··· Material shown ···

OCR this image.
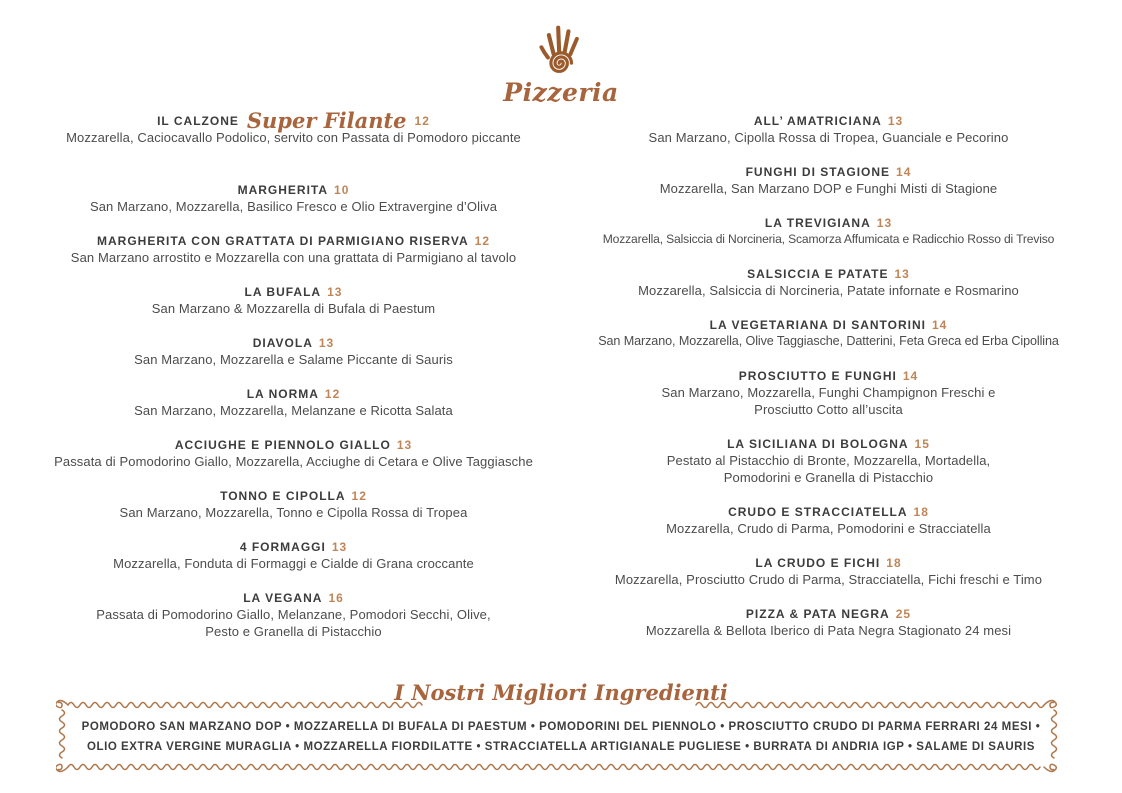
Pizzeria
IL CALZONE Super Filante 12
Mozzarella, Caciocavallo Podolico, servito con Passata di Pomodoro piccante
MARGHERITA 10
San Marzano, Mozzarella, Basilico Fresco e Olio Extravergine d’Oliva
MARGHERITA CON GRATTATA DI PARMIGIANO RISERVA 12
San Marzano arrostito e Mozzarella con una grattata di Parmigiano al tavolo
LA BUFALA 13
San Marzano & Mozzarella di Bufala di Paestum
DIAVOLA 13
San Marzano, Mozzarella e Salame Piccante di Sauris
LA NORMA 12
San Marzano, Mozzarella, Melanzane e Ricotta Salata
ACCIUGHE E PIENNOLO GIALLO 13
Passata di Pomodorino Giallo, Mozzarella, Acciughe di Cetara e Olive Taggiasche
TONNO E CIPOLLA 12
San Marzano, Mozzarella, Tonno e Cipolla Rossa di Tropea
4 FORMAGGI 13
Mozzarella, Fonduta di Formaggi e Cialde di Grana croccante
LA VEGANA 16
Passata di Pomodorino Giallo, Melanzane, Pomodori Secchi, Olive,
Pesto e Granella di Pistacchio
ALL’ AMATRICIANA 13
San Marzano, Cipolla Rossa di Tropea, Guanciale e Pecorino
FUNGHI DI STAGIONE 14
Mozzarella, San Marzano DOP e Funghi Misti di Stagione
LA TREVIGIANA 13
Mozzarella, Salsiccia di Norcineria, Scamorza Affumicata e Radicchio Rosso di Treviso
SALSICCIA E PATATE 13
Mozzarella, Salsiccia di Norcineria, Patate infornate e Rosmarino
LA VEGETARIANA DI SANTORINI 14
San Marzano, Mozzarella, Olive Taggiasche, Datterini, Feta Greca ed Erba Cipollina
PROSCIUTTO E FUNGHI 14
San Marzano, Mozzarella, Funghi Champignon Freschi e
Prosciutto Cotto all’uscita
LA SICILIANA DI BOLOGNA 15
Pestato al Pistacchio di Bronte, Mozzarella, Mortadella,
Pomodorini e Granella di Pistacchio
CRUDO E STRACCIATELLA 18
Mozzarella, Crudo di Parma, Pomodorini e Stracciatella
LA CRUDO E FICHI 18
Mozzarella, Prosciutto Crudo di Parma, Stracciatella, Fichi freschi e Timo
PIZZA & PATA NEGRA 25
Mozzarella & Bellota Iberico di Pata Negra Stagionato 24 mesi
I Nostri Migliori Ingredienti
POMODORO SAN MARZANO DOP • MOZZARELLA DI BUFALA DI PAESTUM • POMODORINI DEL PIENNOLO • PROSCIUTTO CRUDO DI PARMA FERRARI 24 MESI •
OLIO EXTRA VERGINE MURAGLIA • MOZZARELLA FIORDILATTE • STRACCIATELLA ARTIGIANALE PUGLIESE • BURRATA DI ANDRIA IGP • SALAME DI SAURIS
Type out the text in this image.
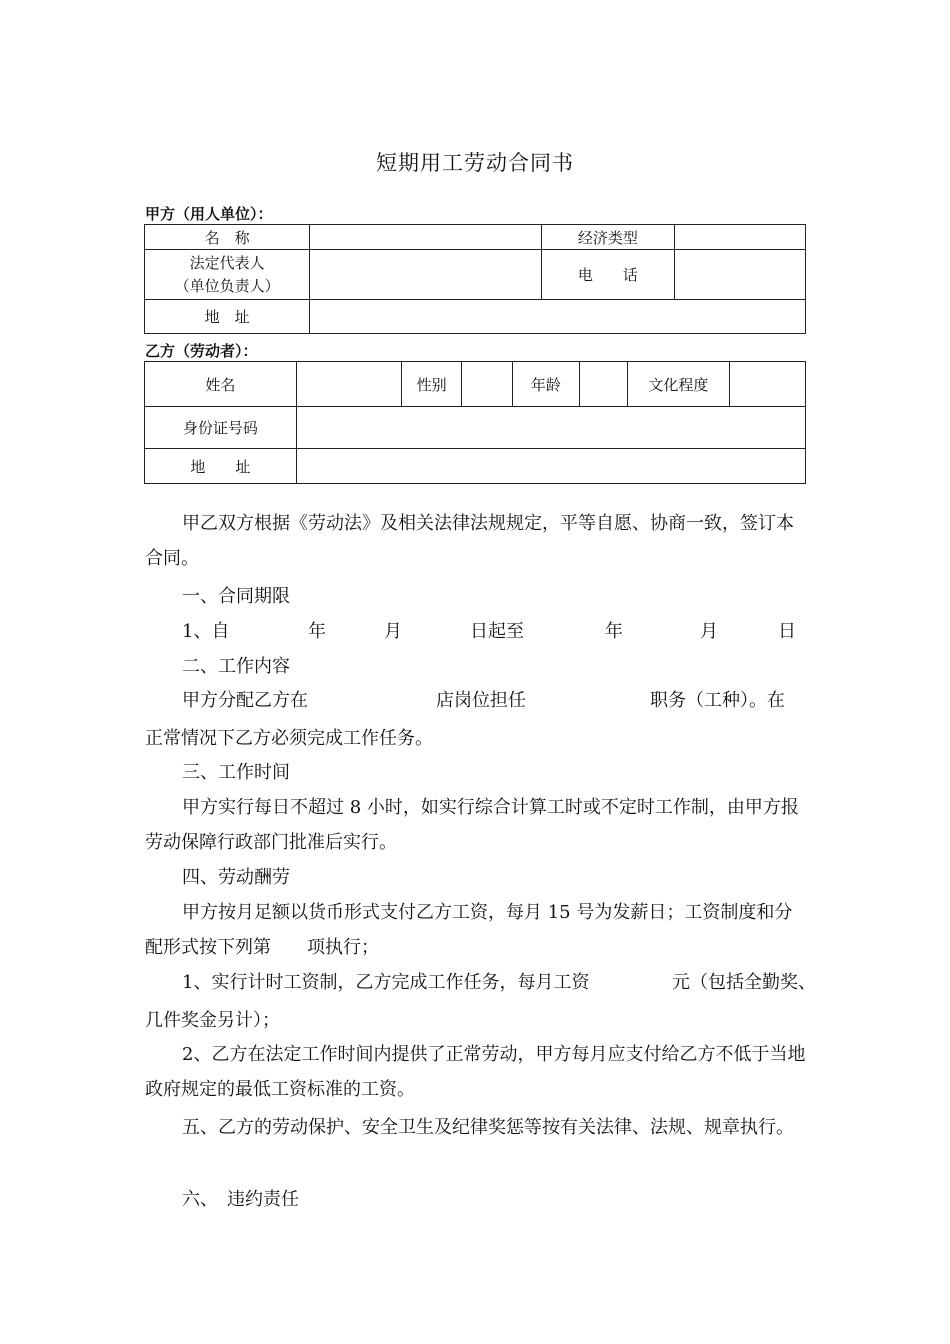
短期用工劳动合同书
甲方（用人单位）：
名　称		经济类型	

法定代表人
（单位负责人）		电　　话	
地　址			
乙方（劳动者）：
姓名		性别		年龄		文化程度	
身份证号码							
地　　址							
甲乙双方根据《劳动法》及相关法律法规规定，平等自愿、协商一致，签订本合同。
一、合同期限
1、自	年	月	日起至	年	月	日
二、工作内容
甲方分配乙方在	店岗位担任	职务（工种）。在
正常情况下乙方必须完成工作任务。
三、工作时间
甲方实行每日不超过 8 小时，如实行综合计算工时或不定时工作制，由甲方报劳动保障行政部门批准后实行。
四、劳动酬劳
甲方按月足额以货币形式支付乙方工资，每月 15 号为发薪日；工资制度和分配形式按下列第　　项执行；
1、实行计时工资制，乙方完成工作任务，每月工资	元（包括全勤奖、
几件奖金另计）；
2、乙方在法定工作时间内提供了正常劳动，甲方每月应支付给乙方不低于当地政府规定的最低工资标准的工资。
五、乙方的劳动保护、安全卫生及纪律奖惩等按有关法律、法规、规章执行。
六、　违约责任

···
··· Material shown ···

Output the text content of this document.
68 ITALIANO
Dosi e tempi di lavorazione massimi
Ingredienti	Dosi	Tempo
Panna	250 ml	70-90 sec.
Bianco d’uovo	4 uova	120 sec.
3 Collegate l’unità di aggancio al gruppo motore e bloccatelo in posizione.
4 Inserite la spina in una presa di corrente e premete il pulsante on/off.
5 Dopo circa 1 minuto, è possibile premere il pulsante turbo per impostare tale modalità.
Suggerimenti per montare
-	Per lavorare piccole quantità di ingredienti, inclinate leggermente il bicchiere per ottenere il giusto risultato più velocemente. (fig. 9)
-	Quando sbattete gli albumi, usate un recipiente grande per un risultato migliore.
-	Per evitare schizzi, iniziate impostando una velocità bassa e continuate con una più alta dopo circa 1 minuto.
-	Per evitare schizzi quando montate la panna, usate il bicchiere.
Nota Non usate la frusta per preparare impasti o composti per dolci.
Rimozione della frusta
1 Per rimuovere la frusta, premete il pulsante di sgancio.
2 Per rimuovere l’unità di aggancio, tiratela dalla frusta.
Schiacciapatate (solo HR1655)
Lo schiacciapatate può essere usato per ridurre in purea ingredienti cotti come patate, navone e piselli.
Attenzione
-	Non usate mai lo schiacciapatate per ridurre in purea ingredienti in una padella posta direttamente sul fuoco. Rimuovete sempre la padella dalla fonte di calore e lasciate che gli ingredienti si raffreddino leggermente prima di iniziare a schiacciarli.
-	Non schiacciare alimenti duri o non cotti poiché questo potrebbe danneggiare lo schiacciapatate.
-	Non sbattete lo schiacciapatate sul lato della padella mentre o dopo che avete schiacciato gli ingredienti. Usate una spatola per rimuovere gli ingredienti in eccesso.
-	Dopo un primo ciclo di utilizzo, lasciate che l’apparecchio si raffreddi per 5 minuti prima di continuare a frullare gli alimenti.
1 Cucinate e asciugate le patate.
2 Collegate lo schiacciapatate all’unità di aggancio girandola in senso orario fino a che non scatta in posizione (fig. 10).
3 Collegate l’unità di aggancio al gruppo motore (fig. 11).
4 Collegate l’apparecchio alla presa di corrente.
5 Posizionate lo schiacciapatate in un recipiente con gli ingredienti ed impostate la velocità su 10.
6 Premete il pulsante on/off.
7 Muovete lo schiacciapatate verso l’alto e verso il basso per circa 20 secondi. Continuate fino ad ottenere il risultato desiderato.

···

Copy out every line from the material above in which the word "schizzi" appears.

• _Response to this task_
-	Per evitare schizzi, iniziate impostando una velocità bassa e continuate con una più alta dopo circa 1 minuto.
-	Per evitare schizzi quando montate la panna, usate il bicchiere.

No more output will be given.